▶ **Exercise prompt**:
Review the material and extract every line in which the word "time" occurs.

▶ **Material to process**:
((
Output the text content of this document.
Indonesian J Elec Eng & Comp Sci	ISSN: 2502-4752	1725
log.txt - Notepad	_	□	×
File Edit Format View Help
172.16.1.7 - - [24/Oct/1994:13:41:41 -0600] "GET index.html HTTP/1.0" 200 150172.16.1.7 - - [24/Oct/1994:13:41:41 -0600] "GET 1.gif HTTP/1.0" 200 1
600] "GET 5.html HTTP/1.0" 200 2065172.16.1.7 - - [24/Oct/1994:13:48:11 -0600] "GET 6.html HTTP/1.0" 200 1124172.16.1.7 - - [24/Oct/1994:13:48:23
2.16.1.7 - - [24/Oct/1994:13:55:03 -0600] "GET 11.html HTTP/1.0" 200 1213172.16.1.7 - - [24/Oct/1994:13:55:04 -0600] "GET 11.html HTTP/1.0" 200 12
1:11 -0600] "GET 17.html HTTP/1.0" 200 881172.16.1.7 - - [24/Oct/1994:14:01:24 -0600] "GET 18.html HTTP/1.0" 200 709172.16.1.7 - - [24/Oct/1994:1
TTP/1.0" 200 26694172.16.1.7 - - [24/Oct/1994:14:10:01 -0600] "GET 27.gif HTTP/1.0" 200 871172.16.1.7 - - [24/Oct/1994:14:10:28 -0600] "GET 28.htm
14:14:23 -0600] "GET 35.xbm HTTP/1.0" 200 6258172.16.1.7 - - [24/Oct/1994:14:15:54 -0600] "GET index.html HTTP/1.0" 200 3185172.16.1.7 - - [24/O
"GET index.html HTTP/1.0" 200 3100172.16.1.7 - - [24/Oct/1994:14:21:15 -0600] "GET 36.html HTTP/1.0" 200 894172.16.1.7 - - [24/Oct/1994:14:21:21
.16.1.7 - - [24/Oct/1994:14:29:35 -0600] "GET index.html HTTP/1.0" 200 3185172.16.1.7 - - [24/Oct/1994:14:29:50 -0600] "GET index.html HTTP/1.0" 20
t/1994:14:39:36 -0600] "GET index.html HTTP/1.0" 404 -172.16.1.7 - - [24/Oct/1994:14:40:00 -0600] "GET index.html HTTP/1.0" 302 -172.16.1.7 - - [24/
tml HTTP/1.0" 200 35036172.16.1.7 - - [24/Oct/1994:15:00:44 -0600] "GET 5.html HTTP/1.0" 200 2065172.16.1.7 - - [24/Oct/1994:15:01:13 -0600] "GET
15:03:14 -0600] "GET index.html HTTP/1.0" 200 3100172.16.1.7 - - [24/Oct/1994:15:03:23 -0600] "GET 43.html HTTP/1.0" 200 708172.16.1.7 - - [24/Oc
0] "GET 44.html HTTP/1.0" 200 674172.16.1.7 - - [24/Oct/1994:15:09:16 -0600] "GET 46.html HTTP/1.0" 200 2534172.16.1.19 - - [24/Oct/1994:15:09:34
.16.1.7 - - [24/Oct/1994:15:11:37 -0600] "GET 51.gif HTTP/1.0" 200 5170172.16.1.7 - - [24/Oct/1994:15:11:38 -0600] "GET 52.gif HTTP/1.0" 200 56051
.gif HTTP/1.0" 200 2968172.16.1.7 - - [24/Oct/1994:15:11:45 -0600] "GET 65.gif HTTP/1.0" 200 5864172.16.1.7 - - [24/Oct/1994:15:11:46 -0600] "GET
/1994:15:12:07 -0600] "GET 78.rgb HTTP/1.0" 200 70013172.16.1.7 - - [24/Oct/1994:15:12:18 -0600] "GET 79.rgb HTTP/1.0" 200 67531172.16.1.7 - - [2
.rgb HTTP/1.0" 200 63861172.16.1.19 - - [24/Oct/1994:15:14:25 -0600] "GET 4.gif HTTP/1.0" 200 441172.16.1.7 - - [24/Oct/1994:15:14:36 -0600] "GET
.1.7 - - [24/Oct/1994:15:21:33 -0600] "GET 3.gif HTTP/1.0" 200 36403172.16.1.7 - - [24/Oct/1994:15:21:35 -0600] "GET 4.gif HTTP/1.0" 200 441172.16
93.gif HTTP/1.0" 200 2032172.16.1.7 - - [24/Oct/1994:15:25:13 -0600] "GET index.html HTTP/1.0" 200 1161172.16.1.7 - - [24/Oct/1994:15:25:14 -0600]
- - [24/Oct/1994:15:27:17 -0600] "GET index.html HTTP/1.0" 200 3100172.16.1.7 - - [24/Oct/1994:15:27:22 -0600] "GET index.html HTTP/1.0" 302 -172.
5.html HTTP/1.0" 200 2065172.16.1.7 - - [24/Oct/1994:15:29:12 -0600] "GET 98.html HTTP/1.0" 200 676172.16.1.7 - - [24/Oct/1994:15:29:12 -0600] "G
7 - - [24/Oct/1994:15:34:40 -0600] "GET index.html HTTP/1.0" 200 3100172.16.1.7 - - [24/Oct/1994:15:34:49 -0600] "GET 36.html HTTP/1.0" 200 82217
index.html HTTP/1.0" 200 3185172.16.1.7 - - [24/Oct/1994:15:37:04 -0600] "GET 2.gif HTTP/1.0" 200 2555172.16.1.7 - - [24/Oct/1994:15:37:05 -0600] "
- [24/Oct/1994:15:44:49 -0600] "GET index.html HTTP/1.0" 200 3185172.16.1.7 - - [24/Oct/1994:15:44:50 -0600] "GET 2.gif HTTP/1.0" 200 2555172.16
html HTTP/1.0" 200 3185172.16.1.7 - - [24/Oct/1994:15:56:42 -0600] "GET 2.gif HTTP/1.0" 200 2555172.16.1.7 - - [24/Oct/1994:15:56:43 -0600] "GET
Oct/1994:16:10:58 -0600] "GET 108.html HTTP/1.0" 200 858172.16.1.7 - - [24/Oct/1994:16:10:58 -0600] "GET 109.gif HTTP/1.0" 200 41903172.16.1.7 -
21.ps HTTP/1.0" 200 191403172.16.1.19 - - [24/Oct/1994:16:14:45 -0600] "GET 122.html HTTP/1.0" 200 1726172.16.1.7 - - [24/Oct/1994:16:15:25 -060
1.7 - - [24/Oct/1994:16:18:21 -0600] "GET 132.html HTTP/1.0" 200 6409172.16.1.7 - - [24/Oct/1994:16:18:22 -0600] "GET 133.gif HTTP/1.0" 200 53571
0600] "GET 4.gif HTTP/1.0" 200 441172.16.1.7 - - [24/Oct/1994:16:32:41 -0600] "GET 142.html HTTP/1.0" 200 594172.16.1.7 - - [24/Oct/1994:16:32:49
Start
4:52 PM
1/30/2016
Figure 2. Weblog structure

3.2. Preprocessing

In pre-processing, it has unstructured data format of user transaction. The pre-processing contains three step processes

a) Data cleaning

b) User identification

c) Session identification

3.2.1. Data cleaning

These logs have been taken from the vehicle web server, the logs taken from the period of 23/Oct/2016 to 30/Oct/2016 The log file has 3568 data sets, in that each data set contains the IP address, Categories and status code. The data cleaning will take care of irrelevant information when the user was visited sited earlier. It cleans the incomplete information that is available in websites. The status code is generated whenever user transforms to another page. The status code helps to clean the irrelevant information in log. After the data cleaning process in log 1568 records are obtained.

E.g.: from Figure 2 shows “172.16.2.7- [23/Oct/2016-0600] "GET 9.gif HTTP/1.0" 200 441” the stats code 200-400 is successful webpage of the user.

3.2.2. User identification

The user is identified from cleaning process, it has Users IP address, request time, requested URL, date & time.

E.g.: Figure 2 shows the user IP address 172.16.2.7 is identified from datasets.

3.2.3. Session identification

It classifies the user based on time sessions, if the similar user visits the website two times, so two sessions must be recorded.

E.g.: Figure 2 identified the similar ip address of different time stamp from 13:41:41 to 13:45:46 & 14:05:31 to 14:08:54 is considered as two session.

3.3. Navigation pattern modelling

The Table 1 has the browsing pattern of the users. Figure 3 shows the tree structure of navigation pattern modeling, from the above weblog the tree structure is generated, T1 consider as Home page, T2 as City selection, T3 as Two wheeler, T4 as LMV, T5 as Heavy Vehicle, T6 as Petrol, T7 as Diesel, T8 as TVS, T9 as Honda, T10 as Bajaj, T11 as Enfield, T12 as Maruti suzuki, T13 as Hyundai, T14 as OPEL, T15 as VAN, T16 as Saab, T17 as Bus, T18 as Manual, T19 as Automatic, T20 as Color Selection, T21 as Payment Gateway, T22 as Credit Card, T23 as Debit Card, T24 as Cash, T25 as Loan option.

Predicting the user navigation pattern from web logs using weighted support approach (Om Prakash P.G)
))
▶ **Result of the task**:
The user is identified from cleaning process, it has Users IP address, request time, requested URL, date & time.
It classifies the user based on time sessions, if the similar user visits the website two times, so two sessions must be recorded.
E.g.: Figure 2 identified the similar ip address of different time stamp from 13:41:41 to 13:45:46 & 14:05:31 to 14:08:54 is considered as two session.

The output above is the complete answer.